# Exercise instructions
Using the material that follows, identify and copy each line with the string "Whether".

Records from a dataset:
..........

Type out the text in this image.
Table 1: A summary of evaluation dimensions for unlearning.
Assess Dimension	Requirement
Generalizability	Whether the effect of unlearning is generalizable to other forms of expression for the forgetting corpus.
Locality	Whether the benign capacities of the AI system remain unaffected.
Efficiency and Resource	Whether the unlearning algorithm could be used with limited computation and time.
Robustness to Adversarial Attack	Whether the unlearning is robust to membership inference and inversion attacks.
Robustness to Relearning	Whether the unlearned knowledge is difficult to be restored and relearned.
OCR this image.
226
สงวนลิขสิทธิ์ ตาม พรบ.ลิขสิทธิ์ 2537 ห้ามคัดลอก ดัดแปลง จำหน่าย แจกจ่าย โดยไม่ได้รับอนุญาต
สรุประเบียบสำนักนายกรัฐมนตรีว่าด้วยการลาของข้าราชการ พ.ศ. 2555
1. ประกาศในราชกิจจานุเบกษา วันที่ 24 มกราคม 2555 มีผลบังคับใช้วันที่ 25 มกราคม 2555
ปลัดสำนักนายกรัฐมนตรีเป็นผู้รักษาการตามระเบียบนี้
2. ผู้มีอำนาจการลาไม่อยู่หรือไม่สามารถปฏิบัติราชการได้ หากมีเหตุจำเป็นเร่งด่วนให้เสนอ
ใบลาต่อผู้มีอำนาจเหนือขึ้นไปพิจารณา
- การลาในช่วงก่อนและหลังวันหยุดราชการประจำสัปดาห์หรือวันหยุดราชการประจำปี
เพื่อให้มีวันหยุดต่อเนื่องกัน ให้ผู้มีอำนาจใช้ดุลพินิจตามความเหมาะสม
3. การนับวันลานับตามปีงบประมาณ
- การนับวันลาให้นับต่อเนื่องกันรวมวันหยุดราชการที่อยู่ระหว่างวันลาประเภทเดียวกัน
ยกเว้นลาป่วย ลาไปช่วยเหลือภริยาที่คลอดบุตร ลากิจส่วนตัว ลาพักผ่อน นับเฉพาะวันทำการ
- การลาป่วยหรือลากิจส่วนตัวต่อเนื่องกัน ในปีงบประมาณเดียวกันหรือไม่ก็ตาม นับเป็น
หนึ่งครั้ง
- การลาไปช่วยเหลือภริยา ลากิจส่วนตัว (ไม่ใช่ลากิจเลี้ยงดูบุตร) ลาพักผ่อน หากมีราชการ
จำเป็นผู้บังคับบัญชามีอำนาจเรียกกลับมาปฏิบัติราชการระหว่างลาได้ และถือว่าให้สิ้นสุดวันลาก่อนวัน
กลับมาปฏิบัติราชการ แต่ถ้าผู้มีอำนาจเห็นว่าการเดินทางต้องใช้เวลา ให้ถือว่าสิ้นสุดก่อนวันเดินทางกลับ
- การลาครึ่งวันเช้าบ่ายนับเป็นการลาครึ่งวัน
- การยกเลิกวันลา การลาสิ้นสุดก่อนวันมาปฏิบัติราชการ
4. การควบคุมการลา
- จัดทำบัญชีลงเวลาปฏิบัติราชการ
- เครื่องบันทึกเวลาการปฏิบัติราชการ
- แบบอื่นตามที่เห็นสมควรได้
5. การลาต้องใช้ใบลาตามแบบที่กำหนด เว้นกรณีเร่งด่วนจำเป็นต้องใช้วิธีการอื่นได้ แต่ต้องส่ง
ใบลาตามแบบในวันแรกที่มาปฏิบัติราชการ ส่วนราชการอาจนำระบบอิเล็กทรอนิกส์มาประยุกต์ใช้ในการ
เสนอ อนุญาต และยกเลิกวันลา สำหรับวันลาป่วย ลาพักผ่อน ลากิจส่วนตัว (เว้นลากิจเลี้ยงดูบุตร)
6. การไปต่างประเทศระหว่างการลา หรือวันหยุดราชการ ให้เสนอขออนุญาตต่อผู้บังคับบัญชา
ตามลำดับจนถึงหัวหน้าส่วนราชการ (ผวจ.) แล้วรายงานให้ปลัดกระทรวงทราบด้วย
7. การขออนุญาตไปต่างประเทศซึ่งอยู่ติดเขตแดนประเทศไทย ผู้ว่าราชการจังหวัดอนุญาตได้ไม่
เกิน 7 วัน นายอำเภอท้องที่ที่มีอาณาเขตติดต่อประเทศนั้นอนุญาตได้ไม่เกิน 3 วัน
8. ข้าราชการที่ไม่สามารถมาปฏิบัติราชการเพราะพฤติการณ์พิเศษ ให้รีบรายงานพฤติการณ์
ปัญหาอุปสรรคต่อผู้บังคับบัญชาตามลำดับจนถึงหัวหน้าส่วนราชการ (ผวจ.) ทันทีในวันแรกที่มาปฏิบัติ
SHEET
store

..........

# Exercise output
Generalizability	Whether the effect of unlearning is generalizable to other forms of expression for the forgetting corpus.
Locality	Whether the benign capacities of the AI system remain unaffected.
Efficiency and Resource	Whether the unlearning algorithm could be used with limited computation and time.
Robustness to Adversarial Attack	Whether the unlearning is robust to membership inference and inversion attacks.
Robustness to Relearning	Whether the unlearned knowledge is difficult to be restored and relearned.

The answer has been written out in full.